**DO THIS:**
Identify the line in which "Convert this document image to plain text." appears, then reproduce that line and all remaining lines of the records word for word.

[start of GIVEN RECORDS]

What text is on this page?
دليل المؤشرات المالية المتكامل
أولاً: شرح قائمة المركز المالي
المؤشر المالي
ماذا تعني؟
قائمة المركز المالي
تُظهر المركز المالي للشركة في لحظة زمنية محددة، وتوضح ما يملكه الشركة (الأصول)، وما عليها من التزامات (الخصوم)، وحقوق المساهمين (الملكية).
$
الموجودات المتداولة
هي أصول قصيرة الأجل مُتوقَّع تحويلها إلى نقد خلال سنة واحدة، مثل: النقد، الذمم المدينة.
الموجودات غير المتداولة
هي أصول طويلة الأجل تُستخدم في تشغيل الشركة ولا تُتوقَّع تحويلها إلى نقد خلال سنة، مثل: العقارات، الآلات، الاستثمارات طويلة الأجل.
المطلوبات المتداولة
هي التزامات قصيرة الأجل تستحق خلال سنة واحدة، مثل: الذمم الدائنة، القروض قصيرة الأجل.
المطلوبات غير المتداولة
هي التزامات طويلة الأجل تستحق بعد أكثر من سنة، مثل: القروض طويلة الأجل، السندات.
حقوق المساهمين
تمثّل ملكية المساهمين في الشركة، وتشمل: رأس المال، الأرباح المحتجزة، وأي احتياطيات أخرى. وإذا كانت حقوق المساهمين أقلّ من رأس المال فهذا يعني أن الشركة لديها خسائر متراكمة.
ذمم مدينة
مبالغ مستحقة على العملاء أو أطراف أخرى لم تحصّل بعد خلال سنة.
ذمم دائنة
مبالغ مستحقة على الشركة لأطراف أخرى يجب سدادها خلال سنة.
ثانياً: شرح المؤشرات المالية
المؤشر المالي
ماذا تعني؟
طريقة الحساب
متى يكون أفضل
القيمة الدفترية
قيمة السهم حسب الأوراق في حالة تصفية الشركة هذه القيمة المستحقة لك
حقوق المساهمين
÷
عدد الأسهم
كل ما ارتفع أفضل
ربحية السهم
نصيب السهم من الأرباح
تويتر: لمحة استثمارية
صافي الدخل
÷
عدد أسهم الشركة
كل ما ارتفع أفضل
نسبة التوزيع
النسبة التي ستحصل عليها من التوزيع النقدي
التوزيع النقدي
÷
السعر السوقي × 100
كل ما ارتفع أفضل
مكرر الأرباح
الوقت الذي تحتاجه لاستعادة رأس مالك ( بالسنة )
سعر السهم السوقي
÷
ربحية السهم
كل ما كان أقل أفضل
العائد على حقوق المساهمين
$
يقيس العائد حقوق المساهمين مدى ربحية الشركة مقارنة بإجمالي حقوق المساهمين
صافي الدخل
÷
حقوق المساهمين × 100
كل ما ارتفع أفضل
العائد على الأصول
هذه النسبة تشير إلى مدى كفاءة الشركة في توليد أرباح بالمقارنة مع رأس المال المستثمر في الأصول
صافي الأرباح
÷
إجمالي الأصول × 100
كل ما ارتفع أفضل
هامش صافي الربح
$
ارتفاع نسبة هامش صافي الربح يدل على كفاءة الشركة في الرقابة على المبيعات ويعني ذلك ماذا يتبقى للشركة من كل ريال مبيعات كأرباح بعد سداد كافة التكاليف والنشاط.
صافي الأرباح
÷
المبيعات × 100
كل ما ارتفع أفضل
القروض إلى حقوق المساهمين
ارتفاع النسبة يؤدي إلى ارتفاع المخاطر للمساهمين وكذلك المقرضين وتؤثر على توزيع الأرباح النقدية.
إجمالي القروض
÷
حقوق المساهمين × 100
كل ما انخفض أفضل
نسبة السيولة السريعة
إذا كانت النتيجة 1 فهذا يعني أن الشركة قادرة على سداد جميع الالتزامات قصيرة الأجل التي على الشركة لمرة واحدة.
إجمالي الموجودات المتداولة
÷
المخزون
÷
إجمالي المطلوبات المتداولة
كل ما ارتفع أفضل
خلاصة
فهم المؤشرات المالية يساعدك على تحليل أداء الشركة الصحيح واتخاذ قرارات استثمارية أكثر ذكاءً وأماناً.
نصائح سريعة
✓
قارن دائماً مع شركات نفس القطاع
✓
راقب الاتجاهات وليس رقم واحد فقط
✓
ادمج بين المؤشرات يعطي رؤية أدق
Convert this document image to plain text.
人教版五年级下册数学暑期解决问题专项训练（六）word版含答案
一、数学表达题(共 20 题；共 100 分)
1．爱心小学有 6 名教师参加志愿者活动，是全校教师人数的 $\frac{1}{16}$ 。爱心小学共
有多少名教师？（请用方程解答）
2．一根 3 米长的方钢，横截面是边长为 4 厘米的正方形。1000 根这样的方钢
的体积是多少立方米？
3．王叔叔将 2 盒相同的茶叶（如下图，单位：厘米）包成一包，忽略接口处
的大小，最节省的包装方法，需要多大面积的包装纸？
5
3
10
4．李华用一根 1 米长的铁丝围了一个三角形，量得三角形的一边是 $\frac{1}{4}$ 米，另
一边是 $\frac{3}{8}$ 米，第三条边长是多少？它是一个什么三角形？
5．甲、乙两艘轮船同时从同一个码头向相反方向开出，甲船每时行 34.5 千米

[end of GIVEN RECORDS]

**FULL ANSWER:**
Convert this document image to plain text.
人教版五年级下册数学暑期解决问题专项训练（六）word版含答案
一、数学表达题(共 20 题；共 100 分)
1．爱心小学有 6 名教师参加志愿者活动，是全校教师人数的 $\frac{1}{16}$ 。爱心小学共
有多少名教师？（请用方程解答）
2．一根 3 米长的方钢，横截面是边长为 4 厘米的正方形。1000 根这样的方钢
的体积是多少立方米？
3．王叔叔将 2 盒相同的茶叶（如下图，单位：厘米）包成一包，忽略接口处
的大小，最节省的包装方法，需要多大面积的包装纸？
5
3
10
4．李华用一根 1 米长的铁丝围了一个三角形，量得三角形的一边是 $\frac{1}{4}$ 米，另
一边是 $\frac{3}{8}$ 米，第三条边长是多少？它是一个什么三角形？
5．甲、乙两艘轮船同时从同一个码头向相反方向开出，甲船每时行 34.5 千米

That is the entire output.